● Extract
* * * *

Inoculation of government officials with a second dose of COVID-19 vaccine should be postponed to allow more people to get their first shot, Taiwan People’s Party Legislator Tsai Pi-ru (蔡壁如) wrote on Facebook yesterday.
Taiwan has thus far received 8.9 million vaccine doses, but it is a long way until all its 23 million residents are inoculated, she said.
It is crucial to allow every Taiwanese to get their first shot, she said, adding that the second doses for government officials in the second vaccine priority group should be postponed.
Photo: George Tsorng, Taipei Times
Tsai has worked as a nurse at National Taiwan University Hospital’s intensive care unit. Taipei Mayor Ko Wen-je (柯文哲) worked as surgeon at the same hospital before he assumed office in 2014.
The Central Epidemic Command Center (CECC) gives “important government officials necessary for maintaining disease prevention work” second-highest COVID-19 vaccine priority.
The second priority group includes 160,000 people, of whom more than 10,000 work for central government agencies, including the Presidential Office, National Security Council, Executive Yuan and subordinate agencies, as well as the CECC, Tsai said.
Central government officials who are not deployed in hospitals or pandemic hot spots, and do not deal with COVID-19 patients, should not get their second dose before frontline healthcare workers, she said, adding that the CECC should reserve the Moderna COVID-19 vaccine for them.
The AstraZeneca COVID-19 vaccine should be reserved for priority group members who have not received their first dose, she said.

* * * *

● Dataset excerpts
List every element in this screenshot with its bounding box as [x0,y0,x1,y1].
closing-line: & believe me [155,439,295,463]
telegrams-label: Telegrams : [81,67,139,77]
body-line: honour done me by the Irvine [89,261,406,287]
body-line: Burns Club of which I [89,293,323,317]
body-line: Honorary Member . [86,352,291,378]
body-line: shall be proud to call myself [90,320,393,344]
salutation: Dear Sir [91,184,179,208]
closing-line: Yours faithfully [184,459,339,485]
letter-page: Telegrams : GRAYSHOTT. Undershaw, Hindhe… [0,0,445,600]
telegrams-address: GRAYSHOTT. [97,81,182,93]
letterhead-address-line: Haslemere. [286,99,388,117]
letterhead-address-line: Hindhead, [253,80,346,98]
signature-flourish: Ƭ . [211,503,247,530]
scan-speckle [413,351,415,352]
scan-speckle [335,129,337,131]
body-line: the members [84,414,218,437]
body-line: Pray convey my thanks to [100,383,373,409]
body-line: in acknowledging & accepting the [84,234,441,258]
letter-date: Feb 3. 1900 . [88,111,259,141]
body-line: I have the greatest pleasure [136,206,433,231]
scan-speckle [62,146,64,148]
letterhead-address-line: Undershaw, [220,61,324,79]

* * * *

● Apply what you read
• A. In the vaccine article, how many vaccine doses does Taiwan say it has received so far?
• B. Carry on the article about postponing officials' second vaccine doses, starting after its final sentence.
The listing has no connection to the vaccine article.

● Answers for the exercise
• A. 8.9 million doses.

• B.
The government should work toward inoculating the largest number of people possible, including foreign residents, with the AstraZeneca jab.
In general, the second dose should be given 12 weeks after the first, but frontline healthcare workers should receive the second dose as early as permitted by the vaccine’s respective guidelines, she said.
No individual is safe until every resident is vaccinated, she said.
Tsai also echoed Ko’s argument that people should be allowed to receive two doses of different vaccine brands, saying that Taiwan’s vaccine supply is unstable.
The University of Oxford has studied inoculations with different vaccine brands, she said, adding that it has completed a study on the combination of the AstraZeneca and the BioNTech vaccines.
The university is working on a study on the combination of the AstraZeneca and the Moderna vaccines, she said.
Some countries, including Germany and Iceland, have approved second-dose vaccinations with the BioNTech or Moderna jabs, following the AstraZeneca vaccine, she said, adding that Taiwan should follow that example.